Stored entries
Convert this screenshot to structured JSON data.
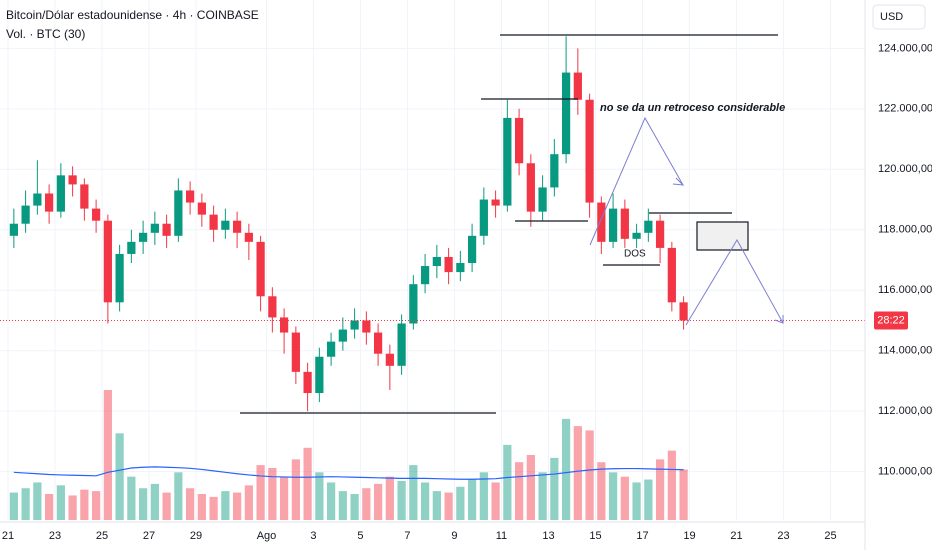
{
  "chart_data": {
    "type": "candlestick",
    "title": "Bitcoin/Dólar estadounidense · 4h · COINBASE",
    "subtitle": "Vol. · BTC (30)",
    "currency": "USD",
    "countdown": "28:22",
    "up_color": "#089981",
    "down_color": "#f23645",
    "ma_color": "#2962ff",
    "x": [
      0.25,
      0.75,
      1.25,
      1.75,
      2.25,
      2.75,
      3.25,
      3.75,
      4.25,
      4.75,
      5.25,
      5.75,
      6.25,
      6.75,
      7.25,
      7.75,
      8.25,
      8.75,
      9.25,
      9.75,
      10.25,
      10.75,
      11.25,
      11.75,
      12.25,
      12.75,
      13.25,
      13.75,
      14.25,
      14.75,
      15.25,
      15.75,
      16.25,
      16.75,
      17.25,
      17.75,
      18.25,
      18.75,
      19.25,
      19.75,
      20.25,
      20.75,
      21.25,
      21.75,
      22.25,
      22.75,
      23.25,
      23.75,
      24.25,
      24.75,
      25.25,
      25.75,
      26.25,
      26.75,
      27.25,
      27.75,
      28.25,
      28.75
    ],
    "open": [
      117800,
      118200,
      118800,
      119200,
      118600,
      119800,
      119500,
      118700,
      118300,
      115600,
      117200,
      117600,
      117900,
      118200,
      117800,
      119300,
      118900,
      118500,
      118000,
      118300,
      117900,
      117600,
      115800,
      115100,
      114600,
      113300,
      112600,
      113800,
      114300,
      114700,
      115000,
      114600,
      113900,
      113500,
      114900,
      116200,
      116800,
      117100,
      116600,
      116900,
      117800,
      119000,
      118800,
      121700,
      120200,
      118600,
      119400,
      120500,
      123200,
      122300,
      118900,
      117600,
      118700,
      117700,
      117900,
      118300,
      117400,
      115600
    ],
    "high": [
      118700,
      119300,
      120300,
      119500,
      120200,
      120100,
      119700,
      119000,
      118500,
      117500,
      118000,
      118300,
      118600,
      118500,
      119700,
      119600,
      119200,
      118800,
      118700,
      118600,
      118200,
      117800,
      116100,
      115400,
      114800,
      113600,
      114100,
      114600,
      115100,
      115400,
      115300,
      114900,
      114200,
      115200,
      116500,
      117200,
      117500,
      117400,
      117300,
      118200,
      119400,
      119300,
      122300,
      122000,
      120500,
      119800,
      121000,
      124400,
      124000,
      122500,
      119100,
      119200,
      119000,
      118200,
      118700,
      118500,
      117600,
      115800
    ],
    "low": [
      117400,
      117900,
      118500,
      118200,
      118400,
      119100,
      118300,
      117900,
      114900,
      115300,
      116900,
      117200,
      117500,
      117400,
      117600,
      118500,
      118100,
      117600,
      117700,
      117400,
      117000,
      115300,
      114600,
      113900,
      112900,
      112000,
      112300,
      113500,
      114000,
      114400,
      114200,
      113500,
      112700,
      113200,
      114700,
      115900,
      116400,
      116200,
      116300,
      116600,
      117500,
      118400,
      118600,
      119800,
      118100,
      118300,
      119100,
      120200,
      121800,
      118400,
      117200,
      117400,
      117400,
      117400,
      117600,
      116900,
      115300,
      114700
    ],
    "close": [
      118200,
      118800,
      119200,
      118600,
      119800,
      119500,
      118700,
      118300,
      115600,
      117200,
      117600,
      117900,
      118200,
      117800,
      119300,
      118900,
      118500,
      118000,
      118300,
      117900,
      117600,
      115800,
      115100,
      114600,
      113300,
      112600,
      113800,
      114300,
      114700,
      115000,
      114600,
      113900,
      113500,
      114900,
      116200,
      116800,
      117100,
      116600,
      116900,
      117800,
      119000,
      118800,
      121700,
      120200,
      118600,
      119400,
      120500,
      123200,
      122300,
      118900,
      117600,
      118700,
      117700,
      117900,
      118300,
      117400,
      115600,
      115000
    ],
    "volume": [
      190,
      220,
      260,
      180,
      240,
      170,
      210,
      200,
      900,
      600,
      300,
      220,
      250,
      190,
      330,
      220,
      180,
      160,
      200,
      190,
      240,
      380,
      360,
      300,
      420,
      500,
      330,
      260,
      200,
      180,
      220,
      250,
      300,
      270,
      380,
      260,
      200,
      190,
      230,
      280,
      330,
      260,
      520,
      400,
      450,
      330,
      430,
      700,
      650,
      620,
      400,
      330,
      300,
      260,
      280,
      420,
      480,
      350
    ],
    "volume_ma": [
      330,
      325,
      320,
      315,
      312,
      310,
      308,
      306,
      330,
      345,
      360,
      365,
      368,
      365,
      362,
      358,
      350,
      340,
      330,
      320,
      312,
      305,
      300,
      298,
      296,
      296,
      298,
      300,
      298,
      296,
      294,
      292,
      290,
      288,
      288,
      288,
      286,
      284,
      282,
      282,
      284,
      286,
      294,
      300,
      306,
      312,
      318,
      328,
      338,
      346,
      352,
      355,
      356,
      356,
      354,
      352,
      350,
      348
    ],
    "xlim": [
      -0.34,
      36.47
    ],
    "ylim": [
      108400,
      125600
    ],
    "xticks": [
      {
        "value": 0,
        "label": "21"
      },
      {
        "value": 2,
        "label": "23"
      },
      {
        "value": 4,
        "label": "25"
      },
      {
        "value": 6,
        "label": "27"
      },
      {
        "value": 8,
        "label": "29"
      },
      {
        "value": 11,
        "label": "Ago"
      },
      {
        "value": 13,
        "label": "3"
      },
      {
        "value": 15,
        "label": "5"
      },
      {
        "value": 17,
        "label": "7"
      },
      {
        "value": 19,
        "label": "9"
      },
      {
        "value": 21,
        "label": "11"
      },
      {
        "value": 23,
        "label": "13"
      },
      {
        "value": 25,
        "label": "15"
      },
      {
        "value": 27,
        "label": "17"
      },
      {
        "value": 29,
        "label": "19"
      },
      {
        "value": 31,
        "label": "21"
      },
      {
        "value": 33,
        "label": "23"
      },
      {
        "value": 35,
        "label": "25"
      }
    ],
    "yticks": [
      {
        "value": 124000,
        "label": "124.000,00"
      },
      {
        "value": 122000,
        "label": "122.000,00"
      },
      {
        "value": 120000,
        "label": "120.000,00"
      },
      {
        "value": 118000,
        "label": "118.000,00"
      },
      {
        "value": 116000,
        "label": "116.000,00"
      },
      {
        "value": 114000,
        "label": "114.000,00"
      },
      {
        "value": 112000,
        "label": "112.000,00"
      },
      {
        "value": 110000,
        "label": "110.000,00"
      }
    ],
    "annotations": [
      "no se da un retroceso considerable",
      "DOS"
    ]
  }
}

*Aim:*
Print the whole listing above once more, word for word, without its pictures.

*Exercise answer:*
Convert this screenshot to structured JSON data.
{
  "chart_data": {
    "type": "candlestick",
    "title": "Bitcoin/Dólar estadounidense · 4h · COINBASE",
    "subtitle": "Vol. · BTC (30)",
    "currency": "USD",
    "countdown": "28:22",
    "up_color": "#089981",
    "down_color": "#f23645",
    "ma_color": "#2962ff",
    "x": [
      0.25,
      0.75,
      1.25,
      1.75,
      2.25,
      2.75,
      3.25,
      3.75,
      4.25,
      4.75,
      5.25,
      5.75,
      6.25,
      6.75,
      7.25,
      7.75,
      8.25,
      8.75,
      9.25,
      9.75,
      10.25,
      10.75,
      11.25,
      11.75,
      12.25,
      12.75,
      13.25,
      13.75,
      14.25,
      14.75,
      15.25,
      15.75,
      16.25,
      16.75,
      17.25,
      17.75,
      18.25,
      18.75,
      19.25,
      19.75,
      20.25,
      20.75,
      21.25,
      21.75,
      22.25,
      22.75,
      23.25,
      23.75,
      24.25,
      24.75,
      25.25,
      25.75,
      26.25,
      26.75,
      27.25,
      27.75,
      28.25,
      28.75
    ],
    "open": [
      117800,
      118200,
      118800,
      119200,
      118600,
      119800,
      119500,
      118700,
      118300,
      115600,
      117200,
      117600,
      117900,
      118200,
      117800,
      119300,
      118900,
      118500,
      118000,
      118300,
      117900,
      117600,
      115800,
      115100,
      114600,
      113300,
      112600,
      113800,
      114300,
      114700,
      115000,
      114600,
      113900,
      113500,
      114900,
      116200,
      116800,
      117100,
      116600,
      116900,
      117800,
      119000,
      118800,
      121700,
      120200,
      118600,
      119400,
      120500,
      123200,
      122300,
      118900,
      117600,
      118700,
      117700,
      117900,
      118300,
      117400,
      115600
    ],
    "high": [
      118700,
      119300,
      120300,
      119500,
      120200,
      120100,
      119700,
      119000,
      118500,
      117500,
      118000,
      118300,
      118600,
      118500,
      119700,
      119600,
      119200,
      118800,
      118700,
      118600,
      118200,
      117800,
      116100,
      115400,
      114800,
      113600,
      114100,
      114600,
      115100,
      115400,
      115300,
      114900,
      114200,
      115200,
      116500,
      117200,
      117500,
      117400,
      117300,
      118200,
      119400,
      119300,
      122300,
      122000,
      120500,
      119800,
      121000,
      124400,
      124000,
      122500,
      119100,
      119200,
      119000,
      118200,
      118700,
      118500,
      117600,
      115800
    ],
    "low": [
      117400,
      117900,
      118500,
      118200,
      118400,
      119100,
      118300,
      117900,
      114900,
      115300,
      116900,
      117200,
      117500,
      117400,
      117600,
      118500,
      118100,
      117600,
      117700,
      117400,
      117000,
      115300,
      114600,
      113900,
      112900,
      112000,
      112300,
      113500,
      114000,
      114400,
      114200,
      113500,
      112700,
      113200,
      114700,
      115900,
      116400,
      116200,
      116300,
      116600,
      117500,
      118400,
      118600,
      119800,
      118100,
      118300,
      119100,
      120200,
      121800,
      118400,
      117200,
      117400,
      117400,
      117400,
      117600,
      116900,
      115300,
      114700
    ],
    "close": [
      118200,
      118800,
      119200,
      118600,
      119800,
      119500,
      118700,
      118300,
      115600,
      117200,
      117600,
      117900,
      118200,
      117800,
      119300,
      118900,
      118500,
      118000,
      118300,
      117900,
      117600,
      115800,
      115100,
      114600,
      113300,
      112600,
      113800,
      114300,
      114700,
      115000,
      114600,
      113900,
      113500,
      114900,
      116200,
      116800,
      117100,
      116600,
      116900,
      117800,
      119000,
      118800,
      121700,
      120200,
      118600,
      119400,
      120500,
      123200,
      122300,
      118900,
      117600,
      118700,
      117700,
      117900,
      118300,
      117400,
      115600,
      115000
    ],
    "volume": [
      190,
      220,
      260,
      180,
      240,
      170,
      210,
      200,
      900,
      600,
      300,
      220,
      250,
      190,
      330,
      220,
      180,
      160,
      200,
      190,
      240,
      380,
      360,
      300,
      420,
      500,
      330,
      260,
      200,
      180,
      220,
      250,
      300,
      270,
      380,
      260,
      200,
      190,
      230,
      280,
      330,
      260,
      520,
      400,
      450,
      330,
      430,
      700,
      650,
      620,
      400,
      330,
      300,
      260,
      280,
      420,
      480,
      350
    ],
    "volume_ma": [
      330,
      325,
      320,
      315,
      312,
      310,
      308,
      306,
      330,
      345,
      360,
      365,
      368,
      365,
      362,
      358,
      350,
      340,
      330,
      320,
      312,
      305,
      300,
      298,
      296,
      296,
      298,
      300,
      298,
      296,
      294,
      292,
      290,
      288,
      288,
      288,
      286,
      284,
      282,
      282,
      284,
      286,
      294,
      300,
      306,
      312,
      318,
      328,
      338,
      346,
      352,
      355,
      356,
      356,
      354,
      352,
      350,
      348
    ],
    "xlim": [
      -0.34,
      36.47
    ],
    "ylim": [
      108400,
      125600
    ],
    "xticks": [
      {
        "value": 0,
        "label": "21"
      },
      {
        "value": 2,
        "label": "23"
      },
      {
        "value": 4,
        "label": "25"
      },
      {
        "value": 6,
        "label": "27"
      },
      {
        "value": 8,
        "label": "29"
      },
      {
        "value": 11,
        "label": "Ago"
      },
      {
        "value": 13,
        "label": "3"
      },
      {
        "value": 15,
        "label": "5"
      },
      {
        "value": 17,
        "label": "7"
      },
      {
        "value": 19,
        "label": "9"
      },
      {
        "value": 21,
        "label": "11"
      },
      {
        "value": 23,
        "label": "13"
      },
      {
        "value": 25,
        "label": "15"
      },
      {
        "value": 27,
        "label": "17"
      },
      {
        "value": 29,
        "label": "19"
      },
      {
        "value": 31,
        "label": "21"
      },
      {
        "value": 33,
        "label": "23"
      },
      {
        "value": 35,
        "label": "25"
      }
    ],
    "yticks": [
      {
        "value": 124000,
        "label": "124.000,00"
      },
      {
        "value": 122000,
        "label": "122.000,00"
      },
      {
        "value": 120000,
        "label": "120.000,00"
      },
      {
        "value": 118000,
        "label": "118.000,00"
      },
      {
        "value": 116000,
        "label": "116.000,00"
      },
      {
        "value": 114000,
        "label": "114.000,00"
      },
      {
        "value": 112000,
        "label": "112.000,00"
      },
      {
        "value": 110000,
        "label": "110.000,00"
      }
    ],
    "annotations": [
      "no se da un retroceso considerable",
      "DOS"
    ]
  }
}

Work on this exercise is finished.